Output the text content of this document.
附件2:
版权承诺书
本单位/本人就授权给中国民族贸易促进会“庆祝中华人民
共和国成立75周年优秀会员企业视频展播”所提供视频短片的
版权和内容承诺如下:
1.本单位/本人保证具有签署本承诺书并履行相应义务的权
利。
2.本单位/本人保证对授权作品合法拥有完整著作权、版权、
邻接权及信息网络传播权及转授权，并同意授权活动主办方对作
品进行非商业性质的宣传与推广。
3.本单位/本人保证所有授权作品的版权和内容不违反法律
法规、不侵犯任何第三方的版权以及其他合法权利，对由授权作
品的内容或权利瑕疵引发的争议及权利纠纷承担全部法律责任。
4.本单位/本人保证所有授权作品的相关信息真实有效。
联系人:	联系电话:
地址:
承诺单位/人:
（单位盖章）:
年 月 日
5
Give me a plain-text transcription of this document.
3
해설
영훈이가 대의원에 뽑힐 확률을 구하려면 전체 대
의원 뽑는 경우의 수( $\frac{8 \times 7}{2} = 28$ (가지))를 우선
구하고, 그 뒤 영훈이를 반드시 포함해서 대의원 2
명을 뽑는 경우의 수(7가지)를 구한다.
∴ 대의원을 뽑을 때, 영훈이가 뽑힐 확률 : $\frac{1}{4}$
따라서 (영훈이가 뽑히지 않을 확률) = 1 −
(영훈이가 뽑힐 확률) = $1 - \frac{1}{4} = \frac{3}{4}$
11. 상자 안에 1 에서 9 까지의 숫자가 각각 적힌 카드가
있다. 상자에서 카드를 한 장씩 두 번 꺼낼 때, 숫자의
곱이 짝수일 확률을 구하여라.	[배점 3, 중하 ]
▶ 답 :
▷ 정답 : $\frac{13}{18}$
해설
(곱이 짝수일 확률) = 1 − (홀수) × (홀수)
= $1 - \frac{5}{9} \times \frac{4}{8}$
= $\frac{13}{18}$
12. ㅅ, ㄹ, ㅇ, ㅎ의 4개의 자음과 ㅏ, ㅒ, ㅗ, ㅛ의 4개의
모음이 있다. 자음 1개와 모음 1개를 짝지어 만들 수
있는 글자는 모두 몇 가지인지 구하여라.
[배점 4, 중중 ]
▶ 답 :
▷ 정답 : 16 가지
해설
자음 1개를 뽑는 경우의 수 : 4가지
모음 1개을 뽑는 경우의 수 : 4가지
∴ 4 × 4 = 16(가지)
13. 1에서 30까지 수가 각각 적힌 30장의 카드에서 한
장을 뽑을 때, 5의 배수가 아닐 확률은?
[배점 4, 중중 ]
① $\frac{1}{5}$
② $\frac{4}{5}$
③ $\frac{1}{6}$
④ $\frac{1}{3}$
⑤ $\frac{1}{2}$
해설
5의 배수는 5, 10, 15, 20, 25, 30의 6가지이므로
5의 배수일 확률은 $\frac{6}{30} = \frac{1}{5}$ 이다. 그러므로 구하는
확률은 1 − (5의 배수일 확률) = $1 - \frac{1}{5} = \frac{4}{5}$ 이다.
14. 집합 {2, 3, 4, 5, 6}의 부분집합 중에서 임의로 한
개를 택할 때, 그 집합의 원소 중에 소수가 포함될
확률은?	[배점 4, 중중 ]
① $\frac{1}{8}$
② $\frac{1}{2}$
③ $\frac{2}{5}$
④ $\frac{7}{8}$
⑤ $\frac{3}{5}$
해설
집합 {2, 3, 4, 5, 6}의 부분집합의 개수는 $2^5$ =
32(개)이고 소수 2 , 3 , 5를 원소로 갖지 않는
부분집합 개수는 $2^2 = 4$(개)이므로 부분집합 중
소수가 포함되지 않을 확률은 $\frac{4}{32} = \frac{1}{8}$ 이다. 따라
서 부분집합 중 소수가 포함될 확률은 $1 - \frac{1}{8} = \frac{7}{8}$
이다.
━━━
* _Job_
Extract the complete data, matching each line exactly.

* _Complete response_
Output the text content of this document.
附件2:
版权承诺书
本单位/本人就授权给中国民族贸易促进会“庆祝中华人民
共和国成立75周年优秀会员企业视频展播”所提供视频短片的
版权和内容承诺如下:
1.本单位/本人保证具有签署本承诺书并履行相应义务的权
利。
2.本单位/本人保证对授权作品合法拥有完整著作权、版权、
邻接权及信息网络传播权及转授权，并同意授权活动主办方对作
品进行非商业性质的宣传与推广。
3.本单位/本人保证所有授权作品的版权和内容不违反法律
法规、不侵犯任何第三方的版权以及其他合法权利，对由授权作
品的内容或权利瑕疵引发的争议及权利纠纷承担全部法律责任。
4.本单位/本人保证所有授权作品的相关信息真实有效。
联系人:	联系电话:
地址:
承诺单位/人:
（单位盖章）:
年 月 日
5
Give me a plain-text transcription of this document.
3
해설
영훈이가 대의원에 뽑힐 확률을 구하려면 전체 대
의원 뽑는 경우의 수( $\frac{8 \times 7}{2} = 28$ (가지))를 우선
구하고, 그 뒤 영훈이를 반드시 포함해서 대의원 2
명을 뽑는 경우의 수(7가지)를 구한다.
∴ 대의원을 뽑을 때, 영훈이가 뽑힐 확률 : $\frac{1}{4}$
따라서 (영훈이가 뽑히지 않을 확률) = 1 −
(영훈이가 뽑힐 확률) = $1 - \frac{1}{4} = \frac{3}{4}$
11. 상자 안에 1 에서 9 까지의 숫자가 각각 적힌 카드가
있다. 상자에서 카드를 한 장씩 두 번 꺼낼 때, 숫자의
곱이 짝수일 확률을 구하여라.	[배점 3, 중하 ]
▶ 답 :
▷ 정답 : $\frac{13}{18}$
해설
(곱이 짝수일 확률) = 1 − (홀수) × (홀수)
= $1 - \frac{5}{9} \times \frac{4}{8}$
= $\frac{13}{18}$
12. ㅅ, ㄹ, ㅇ, ㅎ의 4개의 자음과 ㅏ, ㅒ, ㅗ, ㅛ의 4개의
모음이 있다. 자음 1개와 모음 1개를 짝지어 만들 수
있는 글자는 모두 몇 가지인지 구하여라.
[배점 4, 중중 ]
▶ 답 :
▷ 정답 : 16 가지
해설
자음 1개를 뽑는 경우의 수 : 4가지
모음 1개을 뽑는 경우의 수 : 4가지
∴ 4 × 4 = 16(가지)
13. 1에서 30까지 수가 각각 적힌 30장의 카드에서 한
장을 뽑을 때, 5의 배수가 아닐 확률은?
[배점 4, 중중 ]
① $\frac{1}{5}$
② $\frac{4}{5}$
③ $\frac{1}{6}$
④ $\frac{1}{3}$
⑤ $\frac{1}{2}$
해설
5의 배수는 5, 10, 15, 20, 25, 30의 6가지이므로
5의 배수일 확률은 $\frac{6}{30} = \frac{1}{5}$ 이다. 그러므로 구하는
확률은 1 − (5의 배수일 확률) = $1 - \frac{1}{5} = \frac{4}{5}$ 이다.
14. 집합 {2, 3, 4, 5, 6}의 부분집합 중에서 임의로 한
개를 택할 때, 그 집합의 원소 중에 소수가 포함될
확률은?	[배점 4, 중중 ]
① $\frac{1}{8}$
② $\frac{1}{2}$
③ $\frac{2}{5}$
④ $\frac{7}{8}$
⑤ $\frac{3}{5}$
해설
집합 {2, 3, 4, 5, 6}의 부분집합의 개수는 $2^5$ =
32(개)이고 소수 2 , 3 , 5를 원소로 갖지 않는
부분집합 개수는 $2^2 = 4$(개)이므로 부분집합 중
소수가 포함되지 않을 확률은 $\frac{4}{32} = \frac{1}{8}$ 이다. 따라
서 부분집합 중 소수가 포함될 확률은 $1 - \frac{1}{8} = \frac{7}{8}$
이다.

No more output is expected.